CHALLENGE: Write out the whole listing exactly as it stands.

** start RECORDS PROVIDED **

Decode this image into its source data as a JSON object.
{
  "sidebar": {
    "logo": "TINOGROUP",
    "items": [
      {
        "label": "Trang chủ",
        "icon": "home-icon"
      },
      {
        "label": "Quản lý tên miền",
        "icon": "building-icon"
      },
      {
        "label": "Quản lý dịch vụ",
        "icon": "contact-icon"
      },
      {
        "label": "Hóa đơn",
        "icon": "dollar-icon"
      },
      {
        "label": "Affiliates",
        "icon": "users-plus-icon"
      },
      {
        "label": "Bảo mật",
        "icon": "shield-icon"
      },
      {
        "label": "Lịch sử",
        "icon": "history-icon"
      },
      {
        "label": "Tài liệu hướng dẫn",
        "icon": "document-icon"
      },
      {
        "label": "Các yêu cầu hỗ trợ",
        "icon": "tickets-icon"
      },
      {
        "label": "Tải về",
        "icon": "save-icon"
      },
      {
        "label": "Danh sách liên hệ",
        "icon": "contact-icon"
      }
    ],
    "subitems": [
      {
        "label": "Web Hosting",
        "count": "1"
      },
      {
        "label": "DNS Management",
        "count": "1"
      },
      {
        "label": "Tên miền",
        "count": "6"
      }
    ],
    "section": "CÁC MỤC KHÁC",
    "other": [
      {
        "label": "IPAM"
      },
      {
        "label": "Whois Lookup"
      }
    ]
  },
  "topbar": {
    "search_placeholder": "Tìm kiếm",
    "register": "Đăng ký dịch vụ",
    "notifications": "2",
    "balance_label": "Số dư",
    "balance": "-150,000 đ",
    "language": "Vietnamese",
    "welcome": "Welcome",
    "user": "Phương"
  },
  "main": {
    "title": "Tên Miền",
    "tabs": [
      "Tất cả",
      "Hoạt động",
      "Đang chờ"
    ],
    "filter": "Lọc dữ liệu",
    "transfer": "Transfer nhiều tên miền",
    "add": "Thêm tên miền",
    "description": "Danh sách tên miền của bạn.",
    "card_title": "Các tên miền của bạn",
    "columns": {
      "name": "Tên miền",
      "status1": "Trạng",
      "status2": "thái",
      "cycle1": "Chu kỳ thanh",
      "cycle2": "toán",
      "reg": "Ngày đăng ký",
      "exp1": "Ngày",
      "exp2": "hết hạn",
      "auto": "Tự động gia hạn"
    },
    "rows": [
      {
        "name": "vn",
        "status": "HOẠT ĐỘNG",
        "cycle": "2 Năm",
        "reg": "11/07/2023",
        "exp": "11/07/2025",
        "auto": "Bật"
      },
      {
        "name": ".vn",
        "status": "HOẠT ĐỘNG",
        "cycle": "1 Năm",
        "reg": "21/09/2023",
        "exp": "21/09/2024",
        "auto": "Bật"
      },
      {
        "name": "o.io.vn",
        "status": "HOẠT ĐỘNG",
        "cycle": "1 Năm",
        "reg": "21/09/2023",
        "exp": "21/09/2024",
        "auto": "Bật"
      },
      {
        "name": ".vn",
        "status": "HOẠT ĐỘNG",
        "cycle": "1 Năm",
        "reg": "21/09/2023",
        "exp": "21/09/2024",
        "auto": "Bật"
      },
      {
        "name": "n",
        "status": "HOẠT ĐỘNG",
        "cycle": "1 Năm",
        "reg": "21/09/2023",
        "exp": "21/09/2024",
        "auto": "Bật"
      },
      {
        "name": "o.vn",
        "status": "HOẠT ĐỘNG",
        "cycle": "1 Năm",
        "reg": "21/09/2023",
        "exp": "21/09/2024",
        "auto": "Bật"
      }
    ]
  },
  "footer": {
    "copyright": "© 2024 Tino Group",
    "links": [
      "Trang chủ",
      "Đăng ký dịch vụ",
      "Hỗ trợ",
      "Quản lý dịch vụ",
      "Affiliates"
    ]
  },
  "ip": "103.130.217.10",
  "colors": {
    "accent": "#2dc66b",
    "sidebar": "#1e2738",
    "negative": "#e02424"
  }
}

** end RECORDS PROVIDED **

ANSWER TO THIS EXERCISE:
Decode this image into its source data as a JSON object.
{
  "sidebar": {
    "logo": "TINOGROUP",
    "items": [
      {
        "label": "Trang chủ",
        "icon": "home-icon"
      },
      {
        "label": "Quản lý tên miền",
        "icon": "building-icon"
      },
      {
        "label": "Quản lý dịch vụ",
        "icon": "contact-icon"
      },
      {
        "label": "Hóa đơn",
        "icon": "dollar-icon"
      },
      {
        "label": "Affiliates",
        "icon": "users-plus-icon"
      },
      {
        "label": "Bảo mật",
        "icon": "shield-icon"
      },
      {
        "label": "Lịch sử",
        "icon": "history-icon"
      },
      {
        "label": "Tài liệu hướng dẫn",
        "icon": "document-icon"
      },
      {
        "label": "Các yêu cầu hỗ trợ",
        "icon": "tickets-icon"
      },
      {
        "label": "Tải về",
        "icon": "save-icon"
      },
      {
        "label": "Danh sách liên hệ",
        "icon": "contact-icon"
      }
    ],
    "subitems": [
      {
        "label": "Web Hosting",
        "count": "1"
      },
      {
        "label": "DNS Management",
        "count": "1"
      },
      {
        "label": "Tên miền",
        "count": "6"
      }
    ],
    "section": "CÁC MỤC KHÁC",
    "other": [
      {
        "label": "IPAM"
      },
      {
        "label": "Whois Lookup"
      }
    ]
  },
  "topbar": {
    "search_placeholder": "Tìm kiếm",
    "register": "Đăng ký dịch vụ",
    "notifications": "2",
    "balance_label": "Số dư",
    "balance": "-150,000 đ",
    "language": "Vietnamese",
    "welcome": "Welcome",
    "user": "Phương"
  },
  "main": {
    "title": "Tên Miền",
    "tabs": [
      "Tất cả",
      "Hoạt động",
      "Đang chờ"
    ],
    "filter": "Lọc dữ liệu",
    "transfer": "Transfer nhiều tên miền",
    "add": "Thêm tên miền",
    "description": "Danh sách tên miền của bạn.",
    "card_title": "Các tên miền của bạn",
    "columns": {
      "name": "Tên miền",
      "status1": "Trạng",
      "status2": "thái",
      "cycle1": "Chu kỳ thanh",
      "cycle2": "toán",
      "reg": "Ngày đăng ký",
      "exp1": "Ngày",
      "exp2": "hết hạn",
      "auto": "Tự động gia hạn"
    },
    "rows": [
      {
        "name": "vn",
        "status": "HOẠT ĐỘNG",
        "cycle": "2 Năm",
        "reg": "11/07/2023",
        "exp": "11/07/2025",
        "auto": "Bật"
      },
      {
        "name": ".vn",
        "status": "HOẠT ĐỘNG",
        "cycle": "1 Năm",
        "reg": "21/09/2023",
        "exp": "21/09/2024",
        "auto": "Bật"
      },
      {
        "name": "o.io.vn",
        "status": "HOẠT ĐỘNG",
        "cycle": "1 Năm",
        "reg": "21/09/2023",
        "exp": "21/09/2024",
        "auto": "Bật"
      },
      {
        "name": ".vn",
        "status": "HOẠT ĐỘNG",
        "cycle": "1 Năm",
        "reg": "21/09/2023",
        "exp": "21/09/2024",
        "auto": "Bật"
      },
      {
        "name": "n",
        "status": "HOẠT ĐỘNG",
        "cycle": "1 Năm",
        "reg": "21/09/2023",
        "exp": "21/09/2024",
        "auto": "Bật"
      },
      {
        "name": "o.vn",
        "status": "HOẠT ĐỘNG",
        "cycle": "1 Năm",
        "reg": "21/09/2023",
        "exp": "21/09/2024",
        "auto": "Bật"
      }
    ]
  },
  "footer": {
    "copyright": "© 2024 Tino Group",
    "links": [
      "Trang chủ",
      "Đăng ký dịch vụ",
      "Hỗ trợ",
      "Quản lý dịch vụ",
      "Affiliates"
    ]
  },
  "ip": "103.130.217.10",
  "colors": {
    "accent": "#2dc66b",
    "sidebar": "#1e2738",
    "negative": "#e02424"
  }
}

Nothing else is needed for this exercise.